> _PROBLEM TO WORK ON_: Extract all lines in the data that contain the word "системы".
begin RECORDS
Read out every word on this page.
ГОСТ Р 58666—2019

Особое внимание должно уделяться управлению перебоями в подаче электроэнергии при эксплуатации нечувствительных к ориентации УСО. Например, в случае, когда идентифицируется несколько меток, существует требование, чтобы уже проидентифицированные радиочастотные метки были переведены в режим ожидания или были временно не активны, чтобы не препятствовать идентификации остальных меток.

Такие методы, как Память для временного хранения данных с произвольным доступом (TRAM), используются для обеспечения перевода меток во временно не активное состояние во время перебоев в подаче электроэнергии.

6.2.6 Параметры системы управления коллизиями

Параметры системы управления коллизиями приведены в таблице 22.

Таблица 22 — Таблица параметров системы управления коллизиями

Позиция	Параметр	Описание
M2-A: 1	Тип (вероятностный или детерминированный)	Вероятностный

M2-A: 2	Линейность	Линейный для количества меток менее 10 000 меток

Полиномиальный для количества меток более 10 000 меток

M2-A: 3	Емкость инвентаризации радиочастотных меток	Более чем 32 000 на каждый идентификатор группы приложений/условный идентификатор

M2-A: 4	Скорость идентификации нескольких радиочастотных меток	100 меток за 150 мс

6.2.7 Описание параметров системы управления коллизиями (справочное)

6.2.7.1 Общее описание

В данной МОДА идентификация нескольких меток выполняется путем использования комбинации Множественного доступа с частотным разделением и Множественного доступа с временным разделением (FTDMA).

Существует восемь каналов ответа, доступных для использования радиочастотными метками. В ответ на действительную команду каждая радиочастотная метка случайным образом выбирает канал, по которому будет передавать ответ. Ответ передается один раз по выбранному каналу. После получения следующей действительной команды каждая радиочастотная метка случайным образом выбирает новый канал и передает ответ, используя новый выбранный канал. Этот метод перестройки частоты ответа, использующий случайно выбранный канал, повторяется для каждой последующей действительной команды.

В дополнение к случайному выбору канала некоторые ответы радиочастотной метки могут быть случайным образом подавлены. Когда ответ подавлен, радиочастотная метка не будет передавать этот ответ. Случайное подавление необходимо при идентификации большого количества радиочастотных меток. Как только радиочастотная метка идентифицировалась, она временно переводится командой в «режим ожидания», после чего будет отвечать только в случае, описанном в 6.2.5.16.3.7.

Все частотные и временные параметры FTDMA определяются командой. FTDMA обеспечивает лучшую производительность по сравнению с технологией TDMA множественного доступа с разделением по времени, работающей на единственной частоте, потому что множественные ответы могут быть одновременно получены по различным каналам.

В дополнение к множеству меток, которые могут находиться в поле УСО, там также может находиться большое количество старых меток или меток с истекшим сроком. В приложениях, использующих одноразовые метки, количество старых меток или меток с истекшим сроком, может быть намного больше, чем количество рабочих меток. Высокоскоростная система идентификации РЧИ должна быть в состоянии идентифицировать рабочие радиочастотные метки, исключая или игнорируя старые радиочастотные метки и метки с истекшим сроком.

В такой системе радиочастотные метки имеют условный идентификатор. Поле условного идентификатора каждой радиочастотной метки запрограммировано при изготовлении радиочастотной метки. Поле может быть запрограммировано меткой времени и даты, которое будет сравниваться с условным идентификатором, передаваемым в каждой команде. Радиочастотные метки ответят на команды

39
end RECORDS
> _RESULT OF THE EXERCISE_:
6.2.6 Параметры системы управления коллизиями
Параметры системы управления коллизиями приведены в таблице 22.
Таблица 22 — Таблица параметров системы управления коллизиями
6.2.7 Описание параметров системы управления коллизиями (справочное)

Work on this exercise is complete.